The only thing is that holding back access to any communication system (be it roads, or wifi) allows the masters of the political landscape (not just politicians) to control the way this country is used, and that is the problem if we want to achieve eqaulity.
And if anyone t hinks that USA is equal, then get out to the quiter corners of Arkansas, and wonder when they are going to ISDN let alone DSL
8. Roly Gross
I do enjoy Peter's blogs but always find his conclusions blinkered (probably caused by a lifetime trying to persuade everyone that technology is a panacea).
For example, infrastructure may help with American productivity but having worked for three US software companies I can tell you where their productivity comes from...immigrants, lots of them and working hideous hours (my girlfriend was one, a developer in NY and much, much prefers life in the UK - dodgy infrastructure included).
Also as the post mentioned before, the US model is close to its use by date with resources and pollution about to bring it to a shuddering halt. At least the control freaks in the EU have spotted that one coming!!

• [Material supplied]
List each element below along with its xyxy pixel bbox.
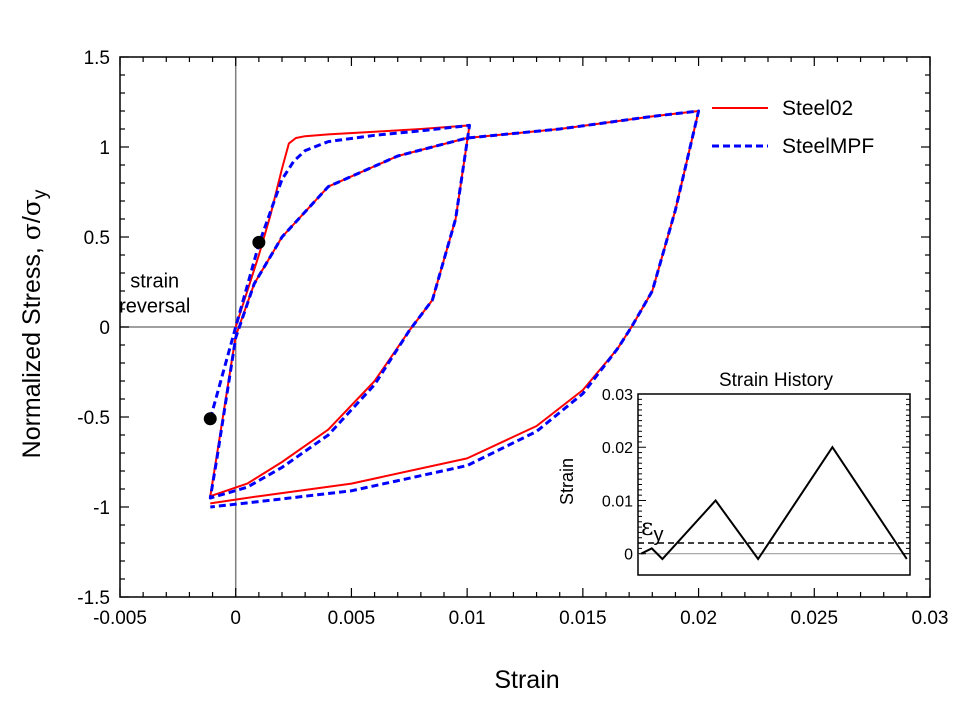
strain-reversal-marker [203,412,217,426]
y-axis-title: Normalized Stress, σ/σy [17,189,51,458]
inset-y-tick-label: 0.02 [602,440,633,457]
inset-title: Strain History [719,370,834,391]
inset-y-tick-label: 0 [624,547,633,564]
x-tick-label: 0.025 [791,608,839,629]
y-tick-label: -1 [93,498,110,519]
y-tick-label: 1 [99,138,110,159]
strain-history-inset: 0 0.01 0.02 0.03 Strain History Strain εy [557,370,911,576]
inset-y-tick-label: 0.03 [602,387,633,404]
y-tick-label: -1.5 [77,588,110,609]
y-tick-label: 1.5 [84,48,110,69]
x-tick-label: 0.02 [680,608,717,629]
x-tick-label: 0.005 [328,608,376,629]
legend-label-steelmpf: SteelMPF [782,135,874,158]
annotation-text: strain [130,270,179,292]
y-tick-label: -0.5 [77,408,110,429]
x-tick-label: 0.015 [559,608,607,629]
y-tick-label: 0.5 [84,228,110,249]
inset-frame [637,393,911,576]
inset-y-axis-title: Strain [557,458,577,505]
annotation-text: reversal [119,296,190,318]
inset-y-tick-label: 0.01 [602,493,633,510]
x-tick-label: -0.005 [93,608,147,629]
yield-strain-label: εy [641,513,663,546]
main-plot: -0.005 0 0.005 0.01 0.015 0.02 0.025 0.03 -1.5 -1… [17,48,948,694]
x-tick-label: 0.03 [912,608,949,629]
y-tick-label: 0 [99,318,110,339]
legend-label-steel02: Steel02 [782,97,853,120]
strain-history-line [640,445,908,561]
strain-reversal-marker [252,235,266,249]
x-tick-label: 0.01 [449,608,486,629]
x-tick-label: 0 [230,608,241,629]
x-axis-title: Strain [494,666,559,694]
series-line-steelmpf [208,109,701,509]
==
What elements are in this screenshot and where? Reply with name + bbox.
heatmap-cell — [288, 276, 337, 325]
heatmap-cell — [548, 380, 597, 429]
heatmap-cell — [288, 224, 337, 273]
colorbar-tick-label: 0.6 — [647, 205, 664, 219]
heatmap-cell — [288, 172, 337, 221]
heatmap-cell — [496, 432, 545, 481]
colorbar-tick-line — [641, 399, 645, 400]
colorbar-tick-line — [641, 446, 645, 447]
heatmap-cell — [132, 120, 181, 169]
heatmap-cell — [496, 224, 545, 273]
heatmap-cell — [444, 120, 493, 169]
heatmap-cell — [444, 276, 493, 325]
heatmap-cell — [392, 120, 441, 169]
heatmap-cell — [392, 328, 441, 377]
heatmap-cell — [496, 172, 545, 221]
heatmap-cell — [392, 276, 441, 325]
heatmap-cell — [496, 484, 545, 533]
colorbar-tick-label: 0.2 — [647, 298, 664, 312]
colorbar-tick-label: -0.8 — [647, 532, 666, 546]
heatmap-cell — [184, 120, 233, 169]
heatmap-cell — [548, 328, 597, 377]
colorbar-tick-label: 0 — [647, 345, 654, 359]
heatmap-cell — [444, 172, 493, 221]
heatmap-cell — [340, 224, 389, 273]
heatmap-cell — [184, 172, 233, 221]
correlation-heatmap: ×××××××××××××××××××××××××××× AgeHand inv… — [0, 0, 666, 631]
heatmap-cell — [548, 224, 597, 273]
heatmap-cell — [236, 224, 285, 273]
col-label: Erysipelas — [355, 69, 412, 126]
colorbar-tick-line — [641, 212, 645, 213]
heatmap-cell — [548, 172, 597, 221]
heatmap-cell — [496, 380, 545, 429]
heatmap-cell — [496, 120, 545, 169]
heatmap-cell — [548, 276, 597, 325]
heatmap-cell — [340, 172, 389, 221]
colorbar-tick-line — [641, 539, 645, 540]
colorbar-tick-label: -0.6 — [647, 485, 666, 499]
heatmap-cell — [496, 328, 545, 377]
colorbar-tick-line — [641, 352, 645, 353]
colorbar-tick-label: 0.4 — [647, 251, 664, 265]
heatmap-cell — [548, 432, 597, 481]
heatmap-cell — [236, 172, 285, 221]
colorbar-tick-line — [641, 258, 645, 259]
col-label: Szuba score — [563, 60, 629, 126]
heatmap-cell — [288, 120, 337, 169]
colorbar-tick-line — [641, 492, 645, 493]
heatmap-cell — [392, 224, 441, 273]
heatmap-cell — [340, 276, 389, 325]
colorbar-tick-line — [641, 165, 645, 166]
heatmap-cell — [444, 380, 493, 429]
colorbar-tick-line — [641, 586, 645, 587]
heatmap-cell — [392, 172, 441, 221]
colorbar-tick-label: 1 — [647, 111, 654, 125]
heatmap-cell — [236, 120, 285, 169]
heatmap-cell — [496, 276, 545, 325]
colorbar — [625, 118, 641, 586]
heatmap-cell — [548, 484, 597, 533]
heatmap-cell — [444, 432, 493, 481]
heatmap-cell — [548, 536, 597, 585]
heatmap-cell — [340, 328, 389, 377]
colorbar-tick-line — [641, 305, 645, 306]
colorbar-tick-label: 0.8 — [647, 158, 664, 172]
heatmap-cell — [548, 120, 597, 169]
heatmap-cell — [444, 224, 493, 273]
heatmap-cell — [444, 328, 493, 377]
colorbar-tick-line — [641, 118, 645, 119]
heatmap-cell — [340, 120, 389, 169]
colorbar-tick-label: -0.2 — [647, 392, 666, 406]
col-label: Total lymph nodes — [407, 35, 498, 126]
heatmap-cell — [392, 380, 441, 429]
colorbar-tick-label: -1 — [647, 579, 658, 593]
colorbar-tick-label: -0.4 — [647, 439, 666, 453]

• [What to work on]
A: Duplicate everything in the blog comments from "Also as the" down to "that one coming!!".
B: Using the blog comments, decide whether each statement agrees with them, and answer yes or no with the deciding words quoted: (i) The commenter's girlfriend worked as a developer in NY. (ii) The commenter worked for five US software companies. (iii) The commenter says Peter's blogs are never enjoyable.
The items play no part in what is asked here.

• [Results of the exercise]
A:
Also as the post mentioned before, the US model is close to its use by date with resources and pollution about to bring it to a shuddering halt. At least the control freaks in the EU have spotted that one coming!!

B:
(i) Yes: "my girlfriend was one, a developer in NY"
(ii) No: "having worked for three US software companies"
(iii) No: "I do enjoy Peter's blogs"